_Directive_:
Pick out the lines containing "plain".

--- START OF Given records ---

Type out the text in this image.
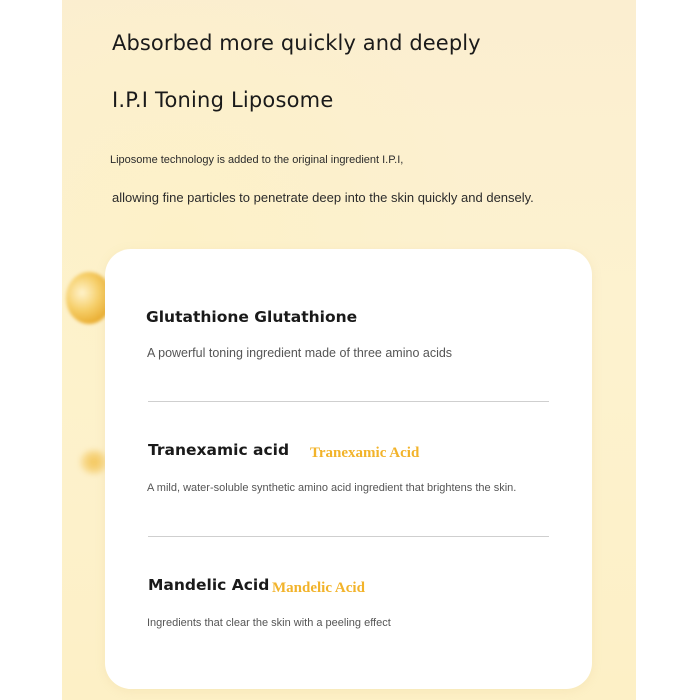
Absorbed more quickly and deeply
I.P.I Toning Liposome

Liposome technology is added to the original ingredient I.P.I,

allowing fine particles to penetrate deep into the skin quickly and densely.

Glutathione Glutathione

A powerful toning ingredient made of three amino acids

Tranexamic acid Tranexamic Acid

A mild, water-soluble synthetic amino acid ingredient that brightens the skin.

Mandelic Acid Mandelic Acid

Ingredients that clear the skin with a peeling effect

--- END OF Given records ---
--- START OF Given records ---

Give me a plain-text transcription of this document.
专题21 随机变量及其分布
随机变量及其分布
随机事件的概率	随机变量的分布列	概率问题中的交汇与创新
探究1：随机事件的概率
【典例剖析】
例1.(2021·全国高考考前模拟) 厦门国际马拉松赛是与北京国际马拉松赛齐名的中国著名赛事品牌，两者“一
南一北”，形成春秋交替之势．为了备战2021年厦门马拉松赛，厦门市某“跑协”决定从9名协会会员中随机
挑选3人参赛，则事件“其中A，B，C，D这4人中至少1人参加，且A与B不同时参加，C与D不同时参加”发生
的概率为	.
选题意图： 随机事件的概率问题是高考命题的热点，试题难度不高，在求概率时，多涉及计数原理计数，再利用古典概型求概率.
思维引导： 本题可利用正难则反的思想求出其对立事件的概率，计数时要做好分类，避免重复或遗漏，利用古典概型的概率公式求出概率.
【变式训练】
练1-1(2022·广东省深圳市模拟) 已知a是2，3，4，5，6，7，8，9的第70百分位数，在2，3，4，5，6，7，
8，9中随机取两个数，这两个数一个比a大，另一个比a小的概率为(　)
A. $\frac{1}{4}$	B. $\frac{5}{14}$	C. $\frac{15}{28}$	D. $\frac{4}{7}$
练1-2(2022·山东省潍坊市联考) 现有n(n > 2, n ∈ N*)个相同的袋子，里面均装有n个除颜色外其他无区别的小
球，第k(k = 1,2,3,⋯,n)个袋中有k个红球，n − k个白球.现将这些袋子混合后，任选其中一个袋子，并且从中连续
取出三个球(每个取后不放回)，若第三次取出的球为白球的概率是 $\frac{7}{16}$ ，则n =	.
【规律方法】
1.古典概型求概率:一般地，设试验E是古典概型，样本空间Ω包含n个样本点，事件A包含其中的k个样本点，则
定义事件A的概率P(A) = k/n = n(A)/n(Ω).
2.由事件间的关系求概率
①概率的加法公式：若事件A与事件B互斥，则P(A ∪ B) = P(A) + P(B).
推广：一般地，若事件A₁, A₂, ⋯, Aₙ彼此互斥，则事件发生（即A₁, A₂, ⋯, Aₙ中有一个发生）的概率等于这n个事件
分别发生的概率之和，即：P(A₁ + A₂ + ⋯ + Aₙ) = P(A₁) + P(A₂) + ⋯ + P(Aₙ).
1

--- END OF Given records ---
--- START OF Given records ---

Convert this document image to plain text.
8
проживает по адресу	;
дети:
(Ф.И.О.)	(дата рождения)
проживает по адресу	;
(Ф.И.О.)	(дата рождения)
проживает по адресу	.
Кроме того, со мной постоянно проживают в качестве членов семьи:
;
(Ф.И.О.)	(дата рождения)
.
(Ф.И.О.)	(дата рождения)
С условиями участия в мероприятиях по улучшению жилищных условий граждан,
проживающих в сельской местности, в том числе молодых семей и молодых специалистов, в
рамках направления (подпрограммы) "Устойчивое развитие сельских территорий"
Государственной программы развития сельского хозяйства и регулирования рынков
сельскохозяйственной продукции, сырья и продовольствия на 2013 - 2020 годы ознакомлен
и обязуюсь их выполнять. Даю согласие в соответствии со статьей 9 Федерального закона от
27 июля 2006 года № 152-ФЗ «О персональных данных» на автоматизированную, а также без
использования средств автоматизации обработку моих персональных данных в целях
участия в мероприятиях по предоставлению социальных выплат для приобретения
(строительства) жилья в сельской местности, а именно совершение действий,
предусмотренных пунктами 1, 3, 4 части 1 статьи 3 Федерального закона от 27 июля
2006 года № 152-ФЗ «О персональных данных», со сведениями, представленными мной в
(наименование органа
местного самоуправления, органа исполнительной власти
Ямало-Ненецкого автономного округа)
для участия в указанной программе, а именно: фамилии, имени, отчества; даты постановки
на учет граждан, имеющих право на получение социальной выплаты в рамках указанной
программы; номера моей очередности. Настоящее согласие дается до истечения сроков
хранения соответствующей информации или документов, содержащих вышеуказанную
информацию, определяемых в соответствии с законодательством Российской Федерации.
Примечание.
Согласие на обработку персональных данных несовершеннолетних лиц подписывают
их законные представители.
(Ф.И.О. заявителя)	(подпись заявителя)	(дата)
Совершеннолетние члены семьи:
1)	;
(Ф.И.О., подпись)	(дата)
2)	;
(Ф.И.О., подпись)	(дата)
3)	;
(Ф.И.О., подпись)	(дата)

--- END OF Given records ---

_Exercise answer_:
Give me a plain-text transcription of this document.
Convert this document image to plain text.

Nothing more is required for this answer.